- THE EXERCISE
Transcribe the full listing below exactly.

Data entries:
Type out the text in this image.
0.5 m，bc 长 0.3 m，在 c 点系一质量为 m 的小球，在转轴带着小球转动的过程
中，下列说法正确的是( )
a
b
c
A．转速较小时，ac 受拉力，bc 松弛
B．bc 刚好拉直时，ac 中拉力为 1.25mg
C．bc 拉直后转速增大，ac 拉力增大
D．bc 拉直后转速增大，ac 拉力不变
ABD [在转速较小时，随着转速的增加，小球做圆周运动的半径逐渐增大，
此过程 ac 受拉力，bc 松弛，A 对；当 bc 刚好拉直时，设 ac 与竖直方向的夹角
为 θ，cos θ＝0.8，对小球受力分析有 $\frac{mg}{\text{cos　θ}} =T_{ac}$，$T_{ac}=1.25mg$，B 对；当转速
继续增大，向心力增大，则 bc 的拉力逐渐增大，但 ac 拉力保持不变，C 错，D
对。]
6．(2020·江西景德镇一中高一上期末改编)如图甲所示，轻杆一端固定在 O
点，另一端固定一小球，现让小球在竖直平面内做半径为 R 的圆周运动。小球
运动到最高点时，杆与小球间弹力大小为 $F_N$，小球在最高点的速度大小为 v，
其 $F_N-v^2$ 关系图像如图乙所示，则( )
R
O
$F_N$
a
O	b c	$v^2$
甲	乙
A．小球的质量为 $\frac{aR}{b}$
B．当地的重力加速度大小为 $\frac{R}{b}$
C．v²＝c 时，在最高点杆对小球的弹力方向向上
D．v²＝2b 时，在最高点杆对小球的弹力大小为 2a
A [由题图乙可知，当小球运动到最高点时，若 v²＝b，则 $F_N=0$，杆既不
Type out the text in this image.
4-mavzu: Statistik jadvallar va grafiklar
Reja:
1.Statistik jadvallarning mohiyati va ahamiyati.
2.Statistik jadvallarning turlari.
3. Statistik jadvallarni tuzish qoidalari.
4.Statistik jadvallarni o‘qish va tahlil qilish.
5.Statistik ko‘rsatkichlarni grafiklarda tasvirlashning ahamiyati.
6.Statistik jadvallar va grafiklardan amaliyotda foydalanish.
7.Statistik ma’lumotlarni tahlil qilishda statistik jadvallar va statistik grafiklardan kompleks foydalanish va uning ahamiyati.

- REPLY TO THE EXERCISE
Type out the text in this image.
0.5 m，bc 长 0.3 m，在 c 点系一质量为 m 的小球，在转轴带着小球转动的过程
中，下列说法正确的是( )
a
b
c
A．转速较小时，ac 受拉力，bc 松弛
B．bc 刚好拉直时，ac 中拉力为 1.25mg
C．bc 拉直后转速增大，ac 拉力增大
D．bc 拉直后转速增大，ac 拉力不变
ABD [在转速较小时，随着转速的增加，小球做圆周运动的半径逐渐增大，
此过程 ac 受拉力，bc 松弛，A 对；当 bc 刚好拉直时，设 ac 与竖直方向的夹角
为 θ，cos θ＝0.8，对小球受力分析有 $\frac{mg}{\text{cos　θ}} =T_{ac}$，$T_{ac}=1.25mg$，B 对；当转速
继续增大，向心力增大，则 bc 的拉力逐渐增大，但 ac 拉力保持不变，C 错，D
对。]
6．(2020·江西景德镇一中高一上期末改编)如图甲所示，轻杆一端固定在 O
点，另一端固定一小球，现让小球在竖直平面内做半径为 R 的圆周运动。小球
运动到最高点时，杆与小球间弹力大小为 $F_N$，小球在最高点的速度大小为 v，
其 $F_N-v^2$ 关系图像如图乙所示，则( )
R
O
$F_N$
a
O	b c	$v^2$
甲	乙
A．小球的质量为 $\frac{aR}{b}$
B．当地的重力加速度大小为 $\frac{R}{b}$
C．v²＝c 时，在最高点杆对小球的弹力方向向上
D．v²＝2b 时，在最高点杆对小球的弹力大小为 2a
A [由题图乙可知，当小球运动到最高点时，若 v²＝b，则 $F_N=0$，杆既不
Type out the text in this image.
4-mavzu: Statistik jadvallar va grafiklar
Reja:
1.Statistik jadvallarning mohiyati va ahamiyati.
2.Statistik jadvallarning turlari.
3. Statistik jadvallarni tuzish qoidalari.
4.Statistik jadvallarni o‘qish va tahlil qilish.
5.Statistik ko‘rsatkichlarni grafiklarda tasvirlashning ahamiyati.
6.Statistik jadvallar va grafiklardan amaliyotda foydalanish.
7.Statistik ma’lumotlarni tahlil qilishda statistik jadvallar va statistik grafiklardan kompleks foydalanish va uning ahamiyati.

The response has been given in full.